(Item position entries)
========================
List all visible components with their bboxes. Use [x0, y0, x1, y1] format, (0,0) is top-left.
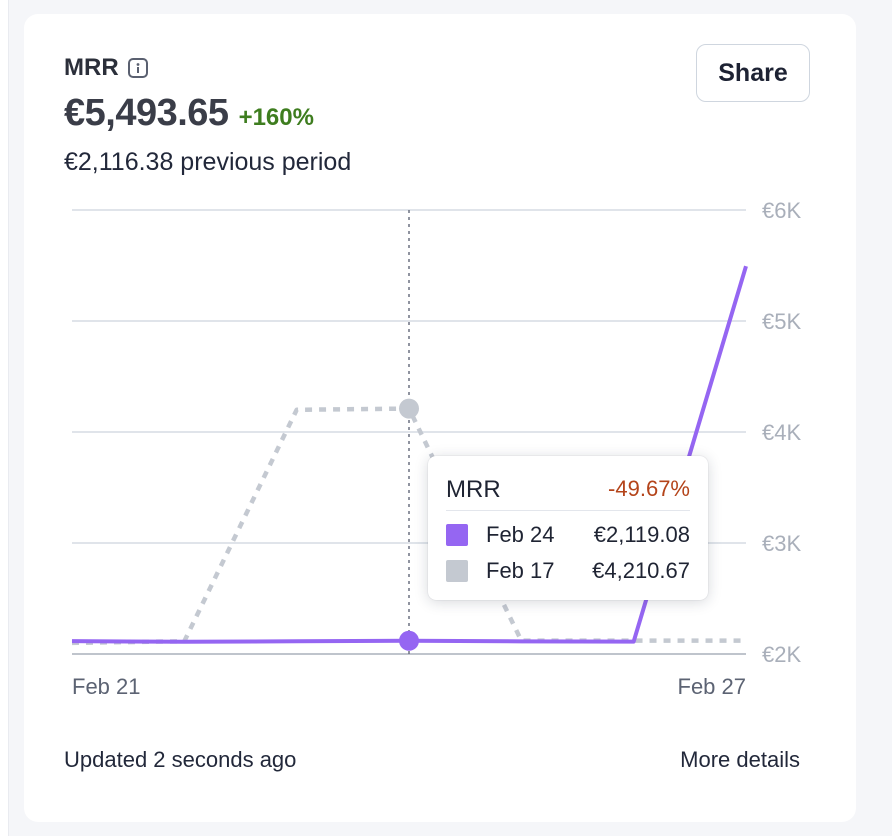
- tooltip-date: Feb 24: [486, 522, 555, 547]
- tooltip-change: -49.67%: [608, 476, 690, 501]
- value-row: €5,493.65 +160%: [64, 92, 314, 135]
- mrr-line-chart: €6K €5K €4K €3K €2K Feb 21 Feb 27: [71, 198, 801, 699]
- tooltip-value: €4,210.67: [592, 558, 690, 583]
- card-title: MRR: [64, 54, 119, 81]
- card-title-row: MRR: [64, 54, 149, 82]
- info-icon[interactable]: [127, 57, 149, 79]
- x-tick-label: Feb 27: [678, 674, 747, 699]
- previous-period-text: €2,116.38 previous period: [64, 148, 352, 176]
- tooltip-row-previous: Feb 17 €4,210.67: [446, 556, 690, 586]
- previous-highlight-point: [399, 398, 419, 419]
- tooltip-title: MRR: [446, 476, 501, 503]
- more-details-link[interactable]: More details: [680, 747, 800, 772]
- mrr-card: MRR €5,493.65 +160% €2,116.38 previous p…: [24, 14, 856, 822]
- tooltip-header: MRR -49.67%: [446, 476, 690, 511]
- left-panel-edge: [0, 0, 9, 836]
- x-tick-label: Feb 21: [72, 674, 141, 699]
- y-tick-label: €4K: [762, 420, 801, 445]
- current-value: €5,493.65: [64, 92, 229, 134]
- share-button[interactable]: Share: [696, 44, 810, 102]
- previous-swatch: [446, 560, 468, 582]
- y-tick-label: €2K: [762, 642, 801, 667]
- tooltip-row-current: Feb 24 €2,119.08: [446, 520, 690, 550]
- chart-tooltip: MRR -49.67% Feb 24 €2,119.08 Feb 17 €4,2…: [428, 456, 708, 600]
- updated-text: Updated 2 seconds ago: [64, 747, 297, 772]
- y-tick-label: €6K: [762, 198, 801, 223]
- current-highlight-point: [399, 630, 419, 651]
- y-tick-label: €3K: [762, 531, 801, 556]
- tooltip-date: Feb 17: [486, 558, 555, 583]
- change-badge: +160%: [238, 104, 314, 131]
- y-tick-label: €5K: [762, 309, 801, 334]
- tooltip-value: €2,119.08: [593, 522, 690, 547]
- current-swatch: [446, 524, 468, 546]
========================
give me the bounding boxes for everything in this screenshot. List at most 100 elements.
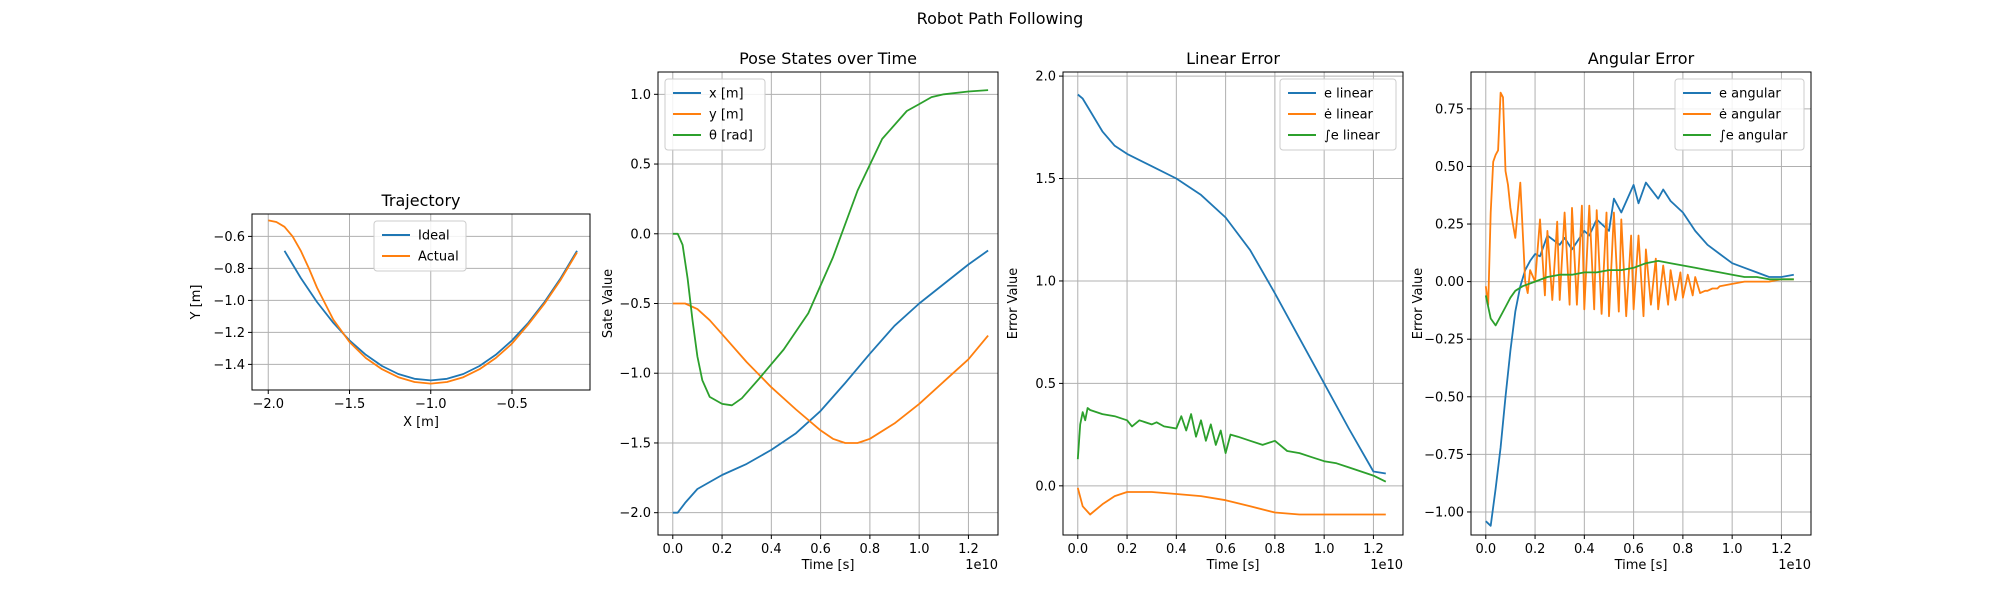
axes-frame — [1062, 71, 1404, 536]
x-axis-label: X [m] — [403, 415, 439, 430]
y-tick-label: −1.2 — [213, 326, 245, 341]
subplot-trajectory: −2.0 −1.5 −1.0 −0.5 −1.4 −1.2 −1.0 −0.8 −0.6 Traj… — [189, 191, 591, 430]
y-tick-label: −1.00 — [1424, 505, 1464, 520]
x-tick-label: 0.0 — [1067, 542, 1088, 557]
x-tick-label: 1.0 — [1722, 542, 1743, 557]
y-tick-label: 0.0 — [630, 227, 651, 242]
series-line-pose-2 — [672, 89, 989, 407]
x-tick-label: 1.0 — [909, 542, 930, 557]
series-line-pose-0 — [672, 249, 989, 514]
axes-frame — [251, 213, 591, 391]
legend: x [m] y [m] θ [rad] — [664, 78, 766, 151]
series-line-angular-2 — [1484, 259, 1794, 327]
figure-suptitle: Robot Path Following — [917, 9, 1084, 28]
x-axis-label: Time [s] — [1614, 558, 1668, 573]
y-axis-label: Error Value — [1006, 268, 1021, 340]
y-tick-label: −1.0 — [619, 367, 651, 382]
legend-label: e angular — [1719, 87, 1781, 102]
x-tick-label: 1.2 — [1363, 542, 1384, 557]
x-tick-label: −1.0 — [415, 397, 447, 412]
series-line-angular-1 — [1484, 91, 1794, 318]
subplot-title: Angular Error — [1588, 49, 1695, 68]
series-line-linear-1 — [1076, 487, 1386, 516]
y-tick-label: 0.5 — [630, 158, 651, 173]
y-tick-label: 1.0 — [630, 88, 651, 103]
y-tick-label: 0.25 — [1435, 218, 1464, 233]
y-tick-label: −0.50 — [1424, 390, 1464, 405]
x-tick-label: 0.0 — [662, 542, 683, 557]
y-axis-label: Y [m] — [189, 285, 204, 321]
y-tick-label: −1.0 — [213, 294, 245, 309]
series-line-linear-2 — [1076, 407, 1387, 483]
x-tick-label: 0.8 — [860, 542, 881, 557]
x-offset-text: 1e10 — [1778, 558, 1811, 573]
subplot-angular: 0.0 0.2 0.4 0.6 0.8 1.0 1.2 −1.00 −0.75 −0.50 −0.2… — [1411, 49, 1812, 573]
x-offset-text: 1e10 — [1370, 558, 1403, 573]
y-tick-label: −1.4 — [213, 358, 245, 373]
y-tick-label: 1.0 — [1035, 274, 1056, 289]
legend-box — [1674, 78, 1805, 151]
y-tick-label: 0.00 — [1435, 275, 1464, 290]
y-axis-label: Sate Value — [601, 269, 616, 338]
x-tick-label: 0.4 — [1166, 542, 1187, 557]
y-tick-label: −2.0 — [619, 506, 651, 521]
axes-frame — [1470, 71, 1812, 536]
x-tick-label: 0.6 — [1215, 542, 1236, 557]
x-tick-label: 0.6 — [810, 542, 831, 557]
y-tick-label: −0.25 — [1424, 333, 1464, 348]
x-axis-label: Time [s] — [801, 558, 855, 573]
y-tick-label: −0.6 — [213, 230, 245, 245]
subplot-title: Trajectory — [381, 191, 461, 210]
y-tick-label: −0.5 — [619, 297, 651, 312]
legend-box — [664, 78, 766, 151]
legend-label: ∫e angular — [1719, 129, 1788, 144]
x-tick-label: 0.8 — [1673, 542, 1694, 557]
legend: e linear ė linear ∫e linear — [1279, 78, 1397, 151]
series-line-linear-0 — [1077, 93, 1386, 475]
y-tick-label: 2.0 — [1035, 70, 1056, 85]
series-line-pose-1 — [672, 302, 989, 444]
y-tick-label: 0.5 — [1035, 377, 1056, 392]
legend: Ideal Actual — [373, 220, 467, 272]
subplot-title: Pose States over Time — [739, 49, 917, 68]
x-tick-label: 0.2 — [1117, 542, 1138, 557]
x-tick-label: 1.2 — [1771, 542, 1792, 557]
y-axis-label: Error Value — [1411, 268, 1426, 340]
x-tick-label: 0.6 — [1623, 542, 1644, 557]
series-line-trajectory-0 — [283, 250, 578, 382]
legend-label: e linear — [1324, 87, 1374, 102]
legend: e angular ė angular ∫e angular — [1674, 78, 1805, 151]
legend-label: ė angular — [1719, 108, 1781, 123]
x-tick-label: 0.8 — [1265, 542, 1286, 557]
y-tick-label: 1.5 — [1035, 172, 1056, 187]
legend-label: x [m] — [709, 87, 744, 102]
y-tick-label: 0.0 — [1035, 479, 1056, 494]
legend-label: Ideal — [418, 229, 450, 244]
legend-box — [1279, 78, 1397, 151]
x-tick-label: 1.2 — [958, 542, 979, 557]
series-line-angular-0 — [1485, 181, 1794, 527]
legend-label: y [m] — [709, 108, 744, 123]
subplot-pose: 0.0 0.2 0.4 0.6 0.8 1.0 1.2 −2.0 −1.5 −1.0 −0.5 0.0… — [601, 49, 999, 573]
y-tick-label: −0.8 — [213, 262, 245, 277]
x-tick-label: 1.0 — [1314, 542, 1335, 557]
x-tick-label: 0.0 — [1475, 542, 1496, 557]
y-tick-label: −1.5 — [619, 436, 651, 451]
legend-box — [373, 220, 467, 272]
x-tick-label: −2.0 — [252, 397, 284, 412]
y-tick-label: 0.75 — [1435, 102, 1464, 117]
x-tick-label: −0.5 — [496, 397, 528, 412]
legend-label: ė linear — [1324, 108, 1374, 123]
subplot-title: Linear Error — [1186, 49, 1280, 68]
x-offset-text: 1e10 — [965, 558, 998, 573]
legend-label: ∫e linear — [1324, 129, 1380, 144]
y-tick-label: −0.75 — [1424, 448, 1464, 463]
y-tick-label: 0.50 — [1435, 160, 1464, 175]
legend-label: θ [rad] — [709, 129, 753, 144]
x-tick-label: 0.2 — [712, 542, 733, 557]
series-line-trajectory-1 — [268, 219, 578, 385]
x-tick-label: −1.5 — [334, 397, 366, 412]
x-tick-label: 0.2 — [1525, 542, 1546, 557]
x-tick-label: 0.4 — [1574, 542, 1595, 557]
========================
SHORT TASK ▸
Show each line in the rows above that contains the string "Time". Letter case must match.

ANSWER TO THIS PROBLEM ▸
x-axis-label: Time [s] — [1614, 558, 1668, 573]
x-axis-label: Time [s] — [801, 558, 855, 573]
subplot-title: Pose States over Time — [739, 49, 917, 68]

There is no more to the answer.